(Records from a collection)
:::::

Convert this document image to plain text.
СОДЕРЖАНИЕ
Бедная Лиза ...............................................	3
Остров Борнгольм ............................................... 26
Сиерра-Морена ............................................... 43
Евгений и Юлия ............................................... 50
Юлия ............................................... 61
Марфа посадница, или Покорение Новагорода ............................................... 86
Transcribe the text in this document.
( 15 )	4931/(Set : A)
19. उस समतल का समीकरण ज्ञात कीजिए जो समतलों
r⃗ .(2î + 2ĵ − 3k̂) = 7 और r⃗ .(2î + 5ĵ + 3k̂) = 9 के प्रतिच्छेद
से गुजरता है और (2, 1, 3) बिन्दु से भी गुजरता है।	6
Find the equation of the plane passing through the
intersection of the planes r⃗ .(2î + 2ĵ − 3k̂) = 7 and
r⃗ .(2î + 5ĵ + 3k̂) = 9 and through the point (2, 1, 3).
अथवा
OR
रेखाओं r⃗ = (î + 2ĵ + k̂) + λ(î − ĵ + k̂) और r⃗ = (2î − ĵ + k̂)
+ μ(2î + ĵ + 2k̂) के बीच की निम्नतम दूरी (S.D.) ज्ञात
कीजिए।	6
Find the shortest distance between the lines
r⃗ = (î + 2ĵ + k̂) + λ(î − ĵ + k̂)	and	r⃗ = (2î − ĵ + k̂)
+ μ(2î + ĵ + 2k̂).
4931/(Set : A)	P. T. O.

:::::

**The problem:**
Where a line in the entries holds "through", copy that line.

**Exercise output:**
Find the equation of the plane passing through the
r⃗ .(2î + 5ĵ + 3k̂) = 9 and through the point (2, 1, 3).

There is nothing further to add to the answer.